━━━━━ Material for this task ━━━━━

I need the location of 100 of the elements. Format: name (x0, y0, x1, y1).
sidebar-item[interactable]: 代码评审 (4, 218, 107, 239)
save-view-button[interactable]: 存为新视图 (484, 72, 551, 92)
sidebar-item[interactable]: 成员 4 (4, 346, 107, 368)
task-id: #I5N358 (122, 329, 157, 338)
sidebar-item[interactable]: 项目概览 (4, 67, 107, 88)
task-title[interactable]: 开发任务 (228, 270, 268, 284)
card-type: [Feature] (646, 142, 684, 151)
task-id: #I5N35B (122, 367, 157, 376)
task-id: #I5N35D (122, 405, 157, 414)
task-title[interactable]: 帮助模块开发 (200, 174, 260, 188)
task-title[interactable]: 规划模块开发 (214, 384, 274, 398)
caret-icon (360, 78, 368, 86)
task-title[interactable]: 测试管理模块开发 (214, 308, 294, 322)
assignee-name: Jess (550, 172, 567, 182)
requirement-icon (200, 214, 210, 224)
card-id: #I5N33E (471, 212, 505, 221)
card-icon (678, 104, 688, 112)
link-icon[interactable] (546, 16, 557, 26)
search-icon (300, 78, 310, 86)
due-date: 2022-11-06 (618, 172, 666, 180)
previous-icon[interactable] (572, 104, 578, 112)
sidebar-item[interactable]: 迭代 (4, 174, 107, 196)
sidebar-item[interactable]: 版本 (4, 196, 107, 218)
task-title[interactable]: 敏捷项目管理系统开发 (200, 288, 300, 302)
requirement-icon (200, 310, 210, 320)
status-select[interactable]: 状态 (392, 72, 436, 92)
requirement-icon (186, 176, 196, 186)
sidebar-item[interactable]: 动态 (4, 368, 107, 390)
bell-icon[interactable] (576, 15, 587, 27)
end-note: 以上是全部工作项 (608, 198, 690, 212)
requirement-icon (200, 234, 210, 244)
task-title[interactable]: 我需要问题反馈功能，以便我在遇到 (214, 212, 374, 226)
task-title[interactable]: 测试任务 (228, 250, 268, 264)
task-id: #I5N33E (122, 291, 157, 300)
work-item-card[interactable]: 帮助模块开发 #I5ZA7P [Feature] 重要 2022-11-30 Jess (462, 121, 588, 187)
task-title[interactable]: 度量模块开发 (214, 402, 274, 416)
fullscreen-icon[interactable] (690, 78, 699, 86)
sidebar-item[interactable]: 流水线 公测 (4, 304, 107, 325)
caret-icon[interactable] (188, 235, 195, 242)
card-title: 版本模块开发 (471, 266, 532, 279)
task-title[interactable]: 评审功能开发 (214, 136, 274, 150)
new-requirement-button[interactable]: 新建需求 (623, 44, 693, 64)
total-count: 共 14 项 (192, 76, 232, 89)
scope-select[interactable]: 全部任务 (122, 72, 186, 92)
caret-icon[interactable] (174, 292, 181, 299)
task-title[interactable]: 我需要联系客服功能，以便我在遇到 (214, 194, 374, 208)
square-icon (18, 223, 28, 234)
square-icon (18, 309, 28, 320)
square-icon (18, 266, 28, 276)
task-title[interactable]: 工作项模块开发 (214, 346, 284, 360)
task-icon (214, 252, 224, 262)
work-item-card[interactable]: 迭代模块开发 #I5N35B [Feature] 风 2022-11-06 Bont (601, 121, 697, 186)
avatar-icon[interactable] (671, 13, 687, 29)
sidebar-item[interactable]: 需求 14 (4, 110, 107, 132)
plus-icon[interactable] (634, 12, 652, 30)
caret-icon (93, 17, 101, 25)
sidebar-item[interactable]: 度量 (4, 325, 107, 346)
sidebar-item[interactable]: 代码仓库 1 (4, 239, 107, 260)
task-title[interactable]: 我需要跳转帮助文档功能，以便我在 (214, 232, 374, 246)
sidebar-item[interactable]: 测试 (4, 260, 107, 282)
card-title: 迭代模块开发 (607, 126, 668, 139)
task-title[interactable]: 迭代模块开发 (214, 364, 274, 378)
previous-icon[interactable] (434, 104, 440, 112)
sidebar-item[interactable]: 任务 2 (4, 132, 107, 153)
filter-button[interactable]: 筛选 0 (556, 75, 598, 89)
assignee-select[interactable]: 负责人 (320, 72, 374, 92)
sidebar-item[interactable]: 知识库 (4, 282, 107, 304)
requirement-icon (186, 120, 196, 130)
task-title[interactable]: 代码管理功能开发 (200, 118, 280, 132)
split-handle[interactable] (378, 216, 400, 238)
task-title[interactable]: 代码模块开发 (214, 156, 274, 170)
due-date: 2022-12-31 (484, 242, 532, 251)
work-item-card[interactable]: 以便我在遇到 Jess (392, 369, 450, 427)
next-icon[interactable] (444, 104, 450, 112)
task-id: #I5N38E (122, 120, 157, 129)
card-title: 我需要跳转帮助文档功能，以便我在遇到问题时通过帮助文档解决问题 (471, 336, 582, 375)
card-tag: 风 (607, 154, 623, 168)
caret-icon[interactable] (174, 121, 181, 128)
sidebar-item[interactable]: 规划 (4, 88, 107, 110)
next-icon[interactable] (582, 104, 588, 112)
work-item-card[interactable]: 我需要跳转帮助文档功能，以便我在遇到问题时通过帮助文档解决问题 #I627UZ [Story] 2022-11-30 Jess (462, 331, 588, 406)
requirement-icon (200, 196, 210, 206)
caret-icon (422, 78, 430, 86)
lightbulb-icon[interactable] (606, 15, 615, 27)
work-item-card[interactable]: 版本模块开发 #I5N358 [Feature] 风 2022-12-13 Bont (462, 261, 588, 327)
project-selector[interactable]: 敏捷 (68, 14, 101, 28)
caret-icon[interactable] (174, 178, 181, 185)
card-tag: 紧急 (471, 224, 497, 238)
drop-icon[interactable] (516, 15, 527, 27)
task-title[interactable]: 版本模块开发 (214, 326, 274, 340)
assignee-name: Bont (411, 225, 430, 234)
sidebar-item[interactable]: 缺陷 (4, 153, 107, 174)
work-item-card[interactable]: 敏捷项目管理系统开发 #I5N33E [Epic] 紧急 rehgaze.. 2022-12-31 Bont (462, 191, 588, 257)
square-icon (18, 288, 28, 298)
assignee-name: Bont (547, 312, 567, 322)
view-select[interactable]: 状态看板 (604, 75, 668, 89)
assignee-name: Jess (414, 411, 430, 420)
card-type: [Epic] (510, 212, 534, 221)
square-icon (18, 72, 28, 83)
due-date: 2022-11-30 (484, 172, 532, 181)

━━━━━

What is being asked |
Please extract every line from the entries above that contains the string "Feature". Case counts.

Finished task |
card-type: [Feature] (646, 142, 684, 151)
work-item-card[interactable]: 帮助模块开发 #I5ZA7P [Feature] 重要 2022-11-30 Jess (462, 121, 588, 187)
work-item-card[interactable]: 迭代模块开发 #I5N35B [Feature] 风 2022-11-06 Bont (601, 121, 697, 186)
work-item-card[interactable]: 版本模块开发 #I5N358 [Feature] 风 2022-12-13 Bont (462, 261, 588, 327)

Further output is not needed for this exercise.